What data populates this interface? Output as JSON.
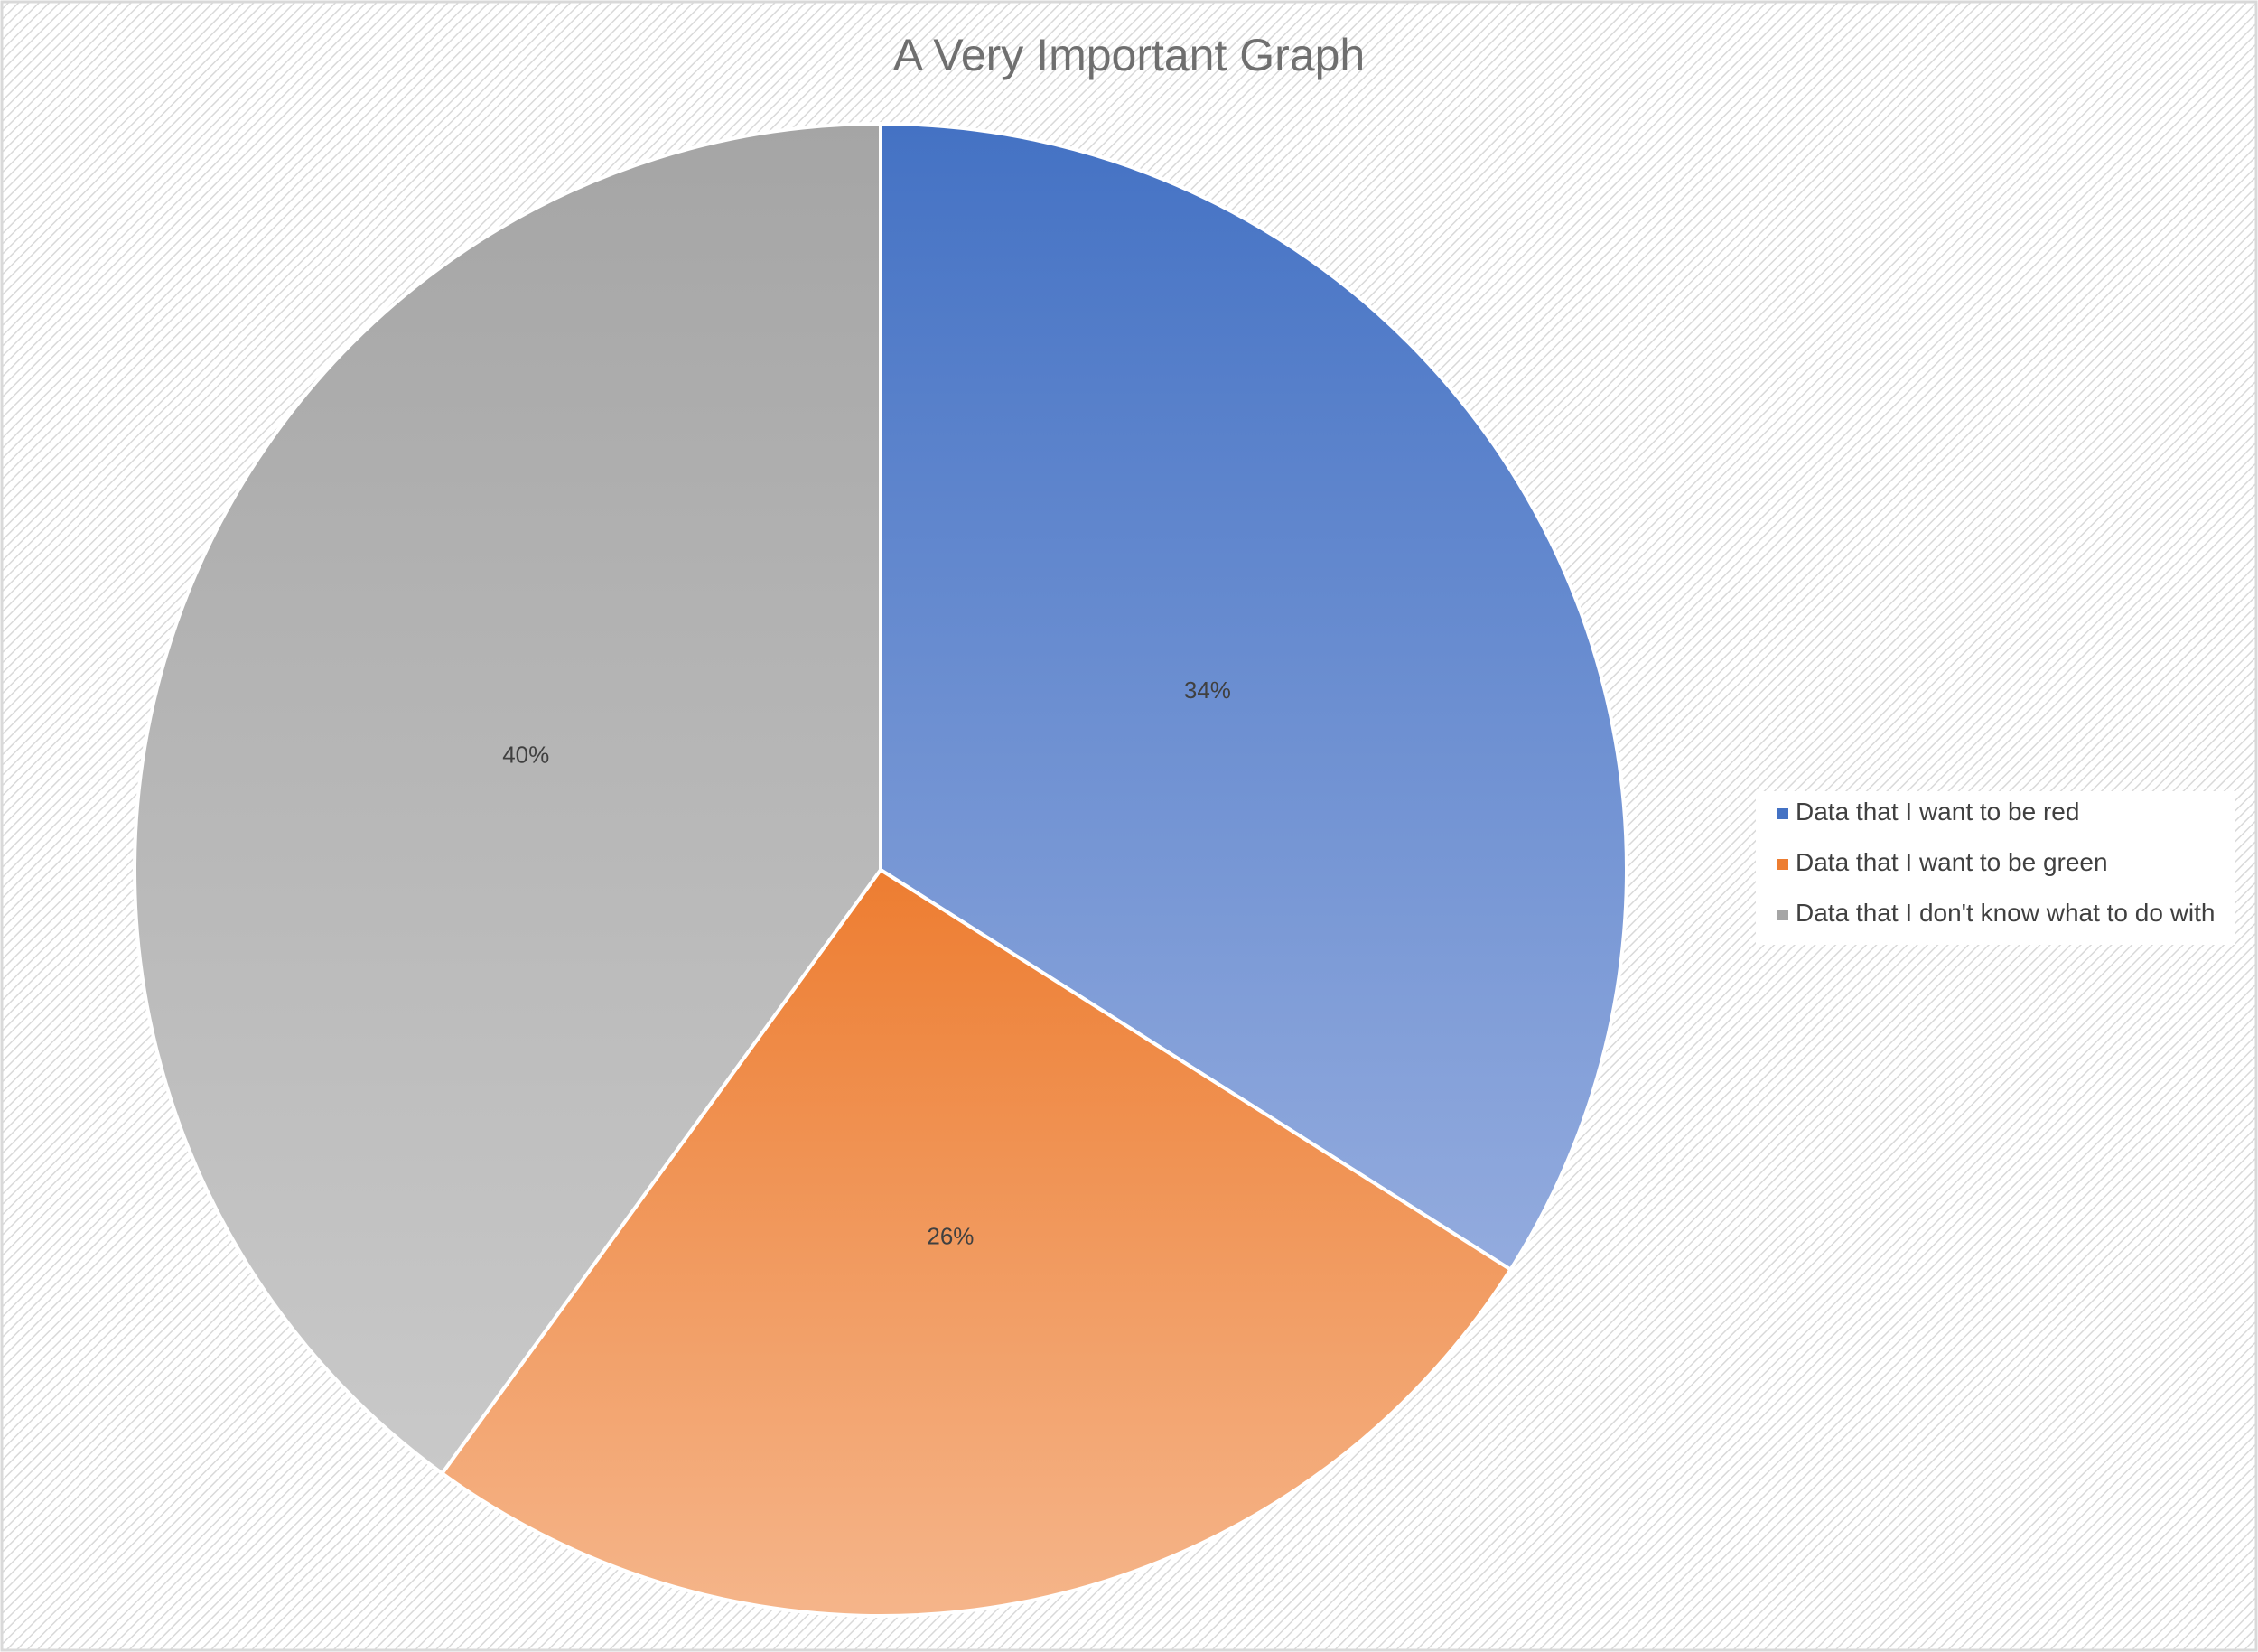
{
  "chart_data": {
    "type": "pie",
    "title": "A Very Important Graph",
    "categories": [
      "Data that I want to be red",
      "Data that I want to be green",
      "Data that I don't know what to do with"
    ],
    "values": [
      34,
      26,
      40
    ],
    "labels": [
      "34%",
      "26%",
      "40%"
    ],
    "colors": {
      "top": [
        "#4472c4",
        "#ed7d31",
        "#a5a5a5"
      ],
      "bottom": [
        "#93abde",
        "#f5b58a",
        "#c9c9c9"
      ]
    },
    "legend_position": "right",
    "grid": false
  }
}
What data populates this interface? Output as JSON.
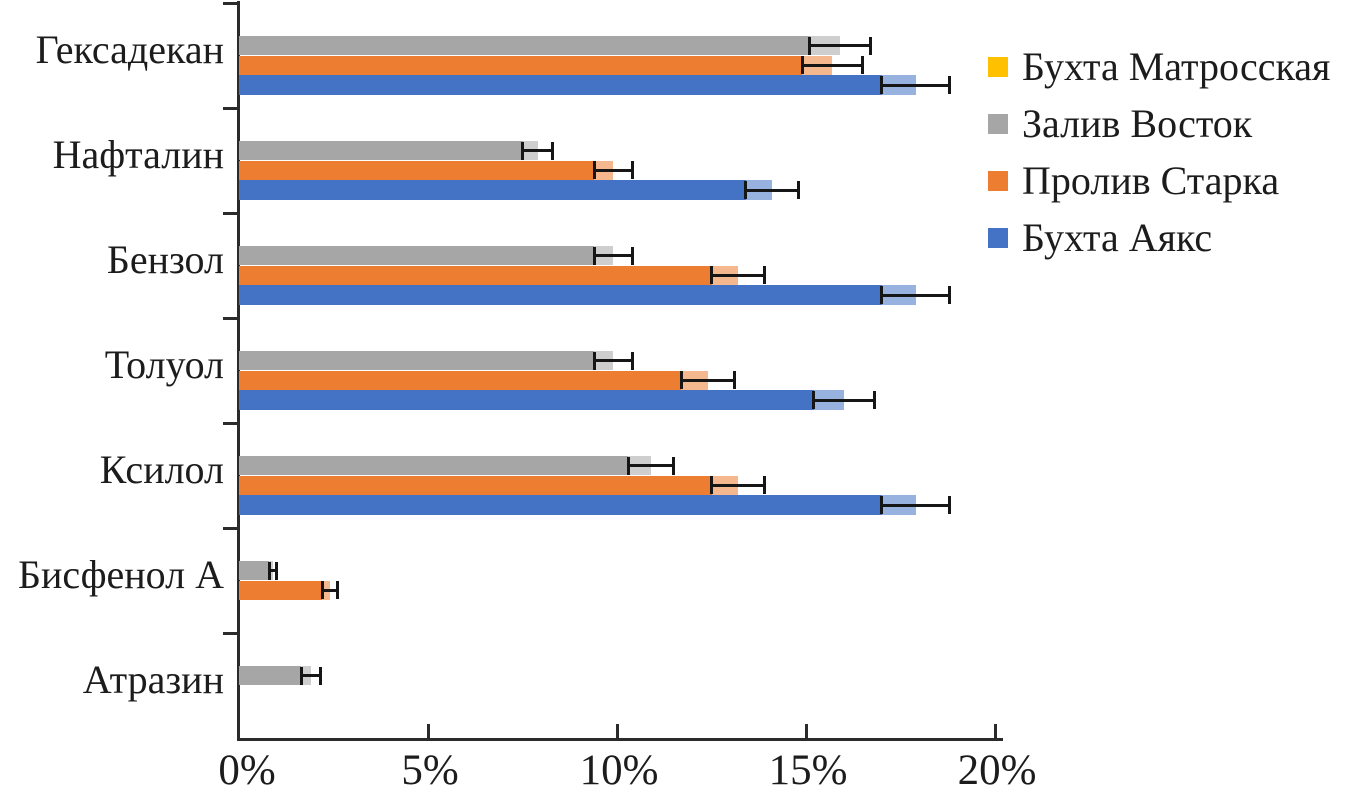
{
  "chart_data": {
    "type": "bar",
    "orientation": "horizontal",
    "title": "",
    "xlabel": "",
    "ylabel": "",
    "xlim": [
      0,
      20
    ],
    "x_tick_labels": [
      "0%",
      "5%",
      "10%",
      "15%",
      "20%"
    ],
    "x_tick_values": [
      0,
      5,
      10,
      15,
      20
    ],
    "grid": false,
    "legend_position": "right-top",
    "error_bars": true,
    "categories": [
      "Гексадекан",
      "Нафталин",
      "Бензол",
      "Толуол",
      "Ксилол",
      "Бисфенол А",
      "Атразин"
    ],
    "series": [
      {
        "name": "Бухта Матросская",
        "color": "#FFC000",
        "values": [
          0,
          0,
          0,
          0,
          0,
          0,
          0
        ],
        "errors": [
          0,
          0,
          0,
          0,
          0,
          0,
          0
        ]
      },
      {
        "name": "Залив Восток",
        "color": "#A6A6A6",
        "values": [
          15.9,
          7.9,
          9.9,
          9.9,
          10.9,
          0.9,
          1.9
        ],
        "errors": [
          0.8,
          0.4,
          0.5,
          0.5,
          0.6,
          0.1,
          0.25
        ]
      },
      {
        "name": "Пролив Старка",
        "color": "#ED7D31",
        "values": [
          15.7,
          9.9,
          13.2,
          12.4,
          13.2,
          2.4,
          0
        ],
        "errors": [
          0.8,
          0.5,
          0.7,
          0.7,
          0.7,
          0.2,
          0
        ]
      },
      {
        "name": "Бухта Аякс",
        "color": "#4472C4",
        "values": [
          17.9,
          14.1,
          17.9,
          16.0,
          17.9,
          0,
          0
        ],
        "errors": [
          0.9,
          0.7,
          0.9,
          0.8,
          0.9,
          0,
          0
        ]
      }
    ],
    "axis_color": "#2b2b2b",
    "error_bar_color": "#161616"
  }
}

■ ■ ■ ■

**Task description**
Quote the records in full and exactly; skip any image.

**Result of the task**
What data populates this interface? Output as JSON.
{
  "chart_data": {
    "type": "pie",
    "title": "A Very Important Graph",
    "categories": [
      "Data that I want to be red",
      "Data that I want to be green",
      "Data that I don't know what to do with"
    ],
    "values": [
      34,
      26,
      40
    ],
    "labels": [
      "34%",
      "26%",
      "40%"
    ],
    "colors": {
      "top": [
        "#4472c4",
        "#ed7d31",
        "#a5a5a5"
      ],
      "bottom": [
        "#93abde",
        "#f5b58a",
        "#c9c9c9"
      ]
    },
    "legend_position": "right",
    "grid": false
  }
}
What data populates this interface? Output as JSON.
{
  "chart_data": {
    "type": "bar",
    "orientation": "horizontal",
    "title": "",
    "xlabel": "",
    "ylabel": "",
    "xlim": [
      0,
      20
    ],
    "x_tick_labels": [
      "0%",
      "5%",
      "10%",
      "15%",
      "20%"
    ],
    "x_tick_values": [
      0,
      5,
      10,
      15,
      20
    ],
    "grid": false,
    "legend_position": "right-top",
    "error_bars": true,
    "categories": [
      "Гексадекан",
      "Нафталин",
      "Бензол",
      "Толуол",
      "Ксилол",
      "Бисфенол А",
      "Атразин"
    ],
    "series": [
      {
        "name": "Бухта Матросская",
        "color": "#FFC000",
        "values": [
          0,
          0,
          0,
          0,
          0,
          0,
          0
        ],
        "errors": [
          0,
          0,
          0,
          0,
          0,
          0,
          0
        ]
      },
      {
        "name": "Залив Восток",
        "color": "#A6A6A6",
        "values": [
          15.9,
          7.9,
          9.9,
          9.9,
          10.9,
          0.9,
          1.9
        ],
        "errors": [
          0.8,
          0.4,
          0.5,
          0.5,
          0.6,
          0.1,
          0.25
        ]
      },
      {
        "name": "Пролив Старка",
        "color": "#ED7D31",
        "values": [
          15.7,
          9.9,
          13.2,
          12.4,
          13.2,
          2.4,
          0
        ],
        "errors": [
          0.8,
          0.5,
          0.7,
          0.7,
          0.7,
          0.2,
          0
        ]
      },
      {
        "name": "Бухта Аякс",
        "color": "#4472C4",
        "values": [
          17.9,
          14.1,
          17.9,
          16.0,
          17.9,
          0,
          0
        ],
        "errors": [
          0.9,
          0.7,
          0.9,
          0.8,
          0.9,
          0,
          0
        ]
      }
    ],
    "axis_color": "#2b2b2b",
    "error_bar_color": "#161616"
  }
}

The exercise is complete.